## Exercise aim:
Select and reproduce each line of the listing below that bears the string "screenshot".

## BEGIN Provided information

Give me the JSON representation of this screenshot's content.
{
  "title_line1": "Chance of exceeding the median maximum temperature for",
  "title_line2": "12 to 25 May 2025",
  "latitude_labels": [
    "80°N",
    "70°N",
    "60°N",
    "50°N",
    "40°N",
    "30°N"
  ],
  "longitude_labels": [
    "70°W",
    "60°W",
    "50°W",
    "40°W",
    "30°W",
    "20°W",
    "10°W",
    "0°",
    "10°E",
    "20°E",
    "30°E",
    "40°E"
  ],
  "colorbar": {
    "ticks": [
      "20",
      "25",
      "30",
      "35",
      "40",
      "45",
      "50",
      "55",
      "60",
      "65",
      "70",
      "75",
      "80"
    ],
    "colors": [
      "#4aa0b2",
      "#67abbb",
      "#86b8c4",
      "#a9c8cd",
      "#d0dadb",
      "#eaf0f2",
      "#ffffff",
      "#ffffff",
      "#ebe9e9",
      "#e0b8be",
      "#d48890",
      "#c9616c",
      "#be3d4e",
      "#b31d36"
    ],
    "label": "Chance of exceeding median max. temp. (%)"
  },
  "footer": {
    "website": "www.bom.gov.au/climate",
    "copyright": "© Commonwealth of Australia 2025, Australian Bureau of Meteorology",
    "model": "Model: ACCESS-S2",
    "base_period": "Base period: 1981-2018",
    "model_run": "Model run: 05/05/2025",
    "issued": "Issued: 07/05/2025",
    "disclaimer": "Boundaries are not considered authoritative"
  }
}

## END Provided information
## BEGIN Provided information

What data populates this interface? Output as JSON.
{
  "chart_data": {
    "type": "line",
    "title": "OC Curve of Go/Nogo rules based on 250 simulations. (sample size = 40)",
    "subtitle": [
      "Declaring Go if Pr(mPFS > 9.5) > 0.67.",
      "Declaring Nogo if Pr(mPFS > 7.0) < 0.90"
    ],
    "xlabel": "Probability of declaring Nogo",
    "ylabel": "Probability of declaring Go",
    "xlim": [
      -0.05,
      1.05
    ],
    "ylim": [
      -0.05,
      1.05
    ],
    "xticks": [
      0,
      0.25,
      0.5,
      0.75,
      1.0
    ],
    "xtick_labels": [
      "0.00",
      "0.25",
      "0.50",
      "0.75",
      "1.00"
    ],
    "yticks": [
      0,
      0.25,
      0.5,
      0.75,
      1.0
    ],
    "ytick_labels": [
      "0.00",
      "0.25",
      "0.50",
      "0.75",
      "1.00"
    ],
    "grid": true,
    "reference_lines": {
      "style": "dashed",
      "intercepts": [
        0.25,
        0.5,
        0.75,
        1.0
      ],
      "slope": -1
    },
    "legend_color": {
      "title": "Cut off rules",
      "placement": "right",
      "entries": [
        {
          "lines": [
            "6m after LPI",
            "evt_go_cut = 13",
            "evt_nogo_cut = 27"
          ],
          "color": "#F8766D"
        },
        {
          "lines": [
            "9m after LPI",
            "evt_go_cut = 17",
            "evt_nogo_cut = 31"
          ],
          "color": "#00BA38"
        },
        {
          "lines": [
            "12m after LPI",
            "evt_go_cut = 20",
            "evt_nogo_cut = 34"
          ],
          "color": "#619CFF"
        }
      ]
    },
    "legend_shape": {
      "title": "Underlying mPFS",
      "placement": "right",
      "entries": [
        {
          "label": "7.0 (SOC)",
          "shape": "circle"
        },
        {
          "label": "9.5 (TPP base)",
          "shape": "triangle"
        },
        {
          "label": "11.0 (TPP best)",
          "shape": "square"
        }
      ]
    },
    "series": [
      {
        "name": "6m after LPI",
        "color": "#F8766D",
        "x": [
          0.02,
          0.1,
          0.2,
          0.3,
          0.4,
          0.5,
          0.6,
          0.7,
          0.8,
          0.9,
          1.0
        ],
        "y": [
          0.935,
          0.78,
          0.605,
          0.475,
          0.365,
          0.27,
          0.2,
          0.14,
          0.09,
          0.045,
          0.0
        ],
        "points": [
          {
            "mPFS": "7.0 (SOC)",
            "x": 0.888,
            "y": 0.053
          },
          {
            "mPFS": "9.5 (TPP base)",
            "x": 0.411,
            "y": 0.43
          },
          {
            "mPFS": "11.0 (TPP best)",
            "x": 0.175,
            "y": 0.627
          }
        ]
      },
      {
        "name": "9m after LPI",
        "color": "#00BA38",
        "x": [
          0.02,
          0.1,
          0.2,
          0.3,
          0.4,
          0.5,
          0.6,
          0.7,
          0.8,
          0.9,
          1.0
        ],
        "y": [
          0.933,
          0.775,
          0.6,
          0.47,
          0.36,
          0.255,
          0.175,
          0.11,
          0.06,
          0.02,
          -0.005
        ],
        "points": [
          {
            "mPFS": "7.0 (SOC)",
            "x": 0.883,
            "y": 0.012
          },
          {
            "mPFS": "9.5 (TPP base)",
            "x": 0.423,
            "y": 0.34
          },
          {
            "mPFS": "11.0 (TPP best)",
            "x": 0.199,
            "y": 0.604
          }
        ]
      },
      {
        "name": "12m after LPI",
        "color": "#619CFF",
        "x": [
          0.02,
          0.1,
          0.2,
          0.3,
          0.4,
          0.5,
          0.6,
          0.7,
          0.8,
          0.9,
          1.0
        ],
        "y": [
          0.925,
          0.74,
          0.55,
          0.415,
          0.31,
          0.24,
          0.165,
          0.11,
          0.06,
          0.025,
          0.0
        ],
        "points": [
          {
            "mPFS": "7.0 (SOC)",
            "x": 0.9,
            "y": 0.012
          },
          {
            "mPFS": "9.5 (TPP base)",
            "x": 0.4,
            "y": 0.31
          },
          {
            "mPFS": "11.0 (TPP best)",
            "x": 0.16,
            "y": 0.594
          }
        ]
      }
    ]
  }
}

## END Provided information
## BEGIN Provided information

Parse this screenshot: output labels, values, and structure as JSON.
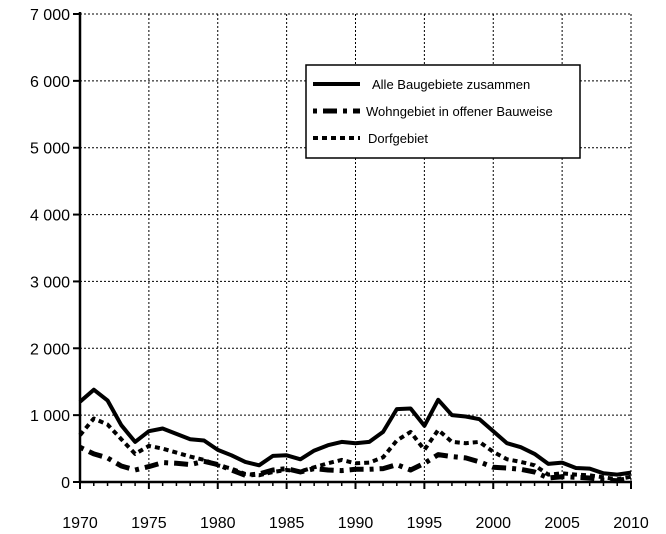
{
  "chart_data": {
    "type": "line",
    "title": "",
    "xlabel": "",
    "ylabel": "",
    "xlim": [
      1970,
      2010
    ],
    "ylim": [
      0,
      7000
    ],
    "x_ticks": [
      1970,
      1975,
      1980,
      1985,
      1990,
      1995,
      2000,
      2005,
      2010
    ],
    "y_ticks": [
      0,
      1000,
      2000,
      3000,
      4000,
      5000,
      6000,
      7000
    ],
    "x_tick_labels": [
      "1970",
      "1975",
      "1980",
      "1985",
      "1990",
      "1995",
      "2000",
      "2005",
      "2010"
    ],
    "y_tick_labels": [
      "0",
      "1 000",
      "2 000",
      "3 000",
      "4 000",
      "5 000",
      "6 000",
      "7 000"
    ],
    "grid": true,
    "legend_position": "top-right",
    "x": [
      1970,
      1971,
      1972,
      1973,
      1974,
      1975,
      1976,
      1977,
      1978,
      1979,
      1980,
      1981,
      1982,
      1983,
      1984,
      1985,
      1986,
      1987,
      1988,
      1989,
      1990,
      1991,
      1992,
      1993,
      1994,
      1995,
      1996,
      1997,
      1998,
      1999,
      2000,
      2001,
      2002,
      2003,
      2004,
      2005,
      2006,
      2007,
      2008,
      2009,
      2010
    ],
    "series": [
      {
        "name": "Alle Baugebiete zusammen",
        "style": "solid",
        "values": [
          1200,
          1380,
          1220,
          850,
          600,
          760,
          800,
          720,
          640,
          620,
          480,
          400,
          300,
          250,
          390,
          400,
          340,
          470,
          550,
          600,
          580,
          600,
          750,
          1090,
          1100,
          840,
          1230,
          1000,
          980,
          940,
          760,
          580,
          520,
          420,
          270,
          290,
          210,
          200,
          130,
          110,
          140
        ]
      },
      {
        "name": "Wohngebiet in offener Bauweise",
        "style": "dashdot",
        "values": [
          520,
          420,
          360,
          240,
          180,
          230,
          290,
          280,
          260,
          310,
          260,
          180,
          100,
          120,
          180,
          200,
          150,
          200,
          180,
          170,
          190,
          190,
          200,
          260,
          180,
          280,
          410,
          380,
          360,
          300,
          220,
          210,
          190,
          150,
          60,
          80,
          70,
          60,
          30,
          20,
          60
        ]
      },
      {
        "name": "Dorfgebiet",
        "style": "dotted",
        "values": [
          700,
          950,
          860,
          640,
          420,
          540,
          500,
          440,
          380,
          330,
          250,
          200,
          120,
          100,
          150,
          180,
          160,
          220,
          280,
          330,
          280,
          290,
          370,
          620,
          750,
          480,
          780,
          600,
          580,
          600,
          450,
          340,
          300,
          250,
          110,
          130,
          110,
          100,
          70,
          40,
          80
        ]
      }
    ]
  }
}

## END Provided information

## Exercise answer:
Give me the JSON representation of this screenshot's content.
Parse this screenshot: output labels, values, and structure as JSON.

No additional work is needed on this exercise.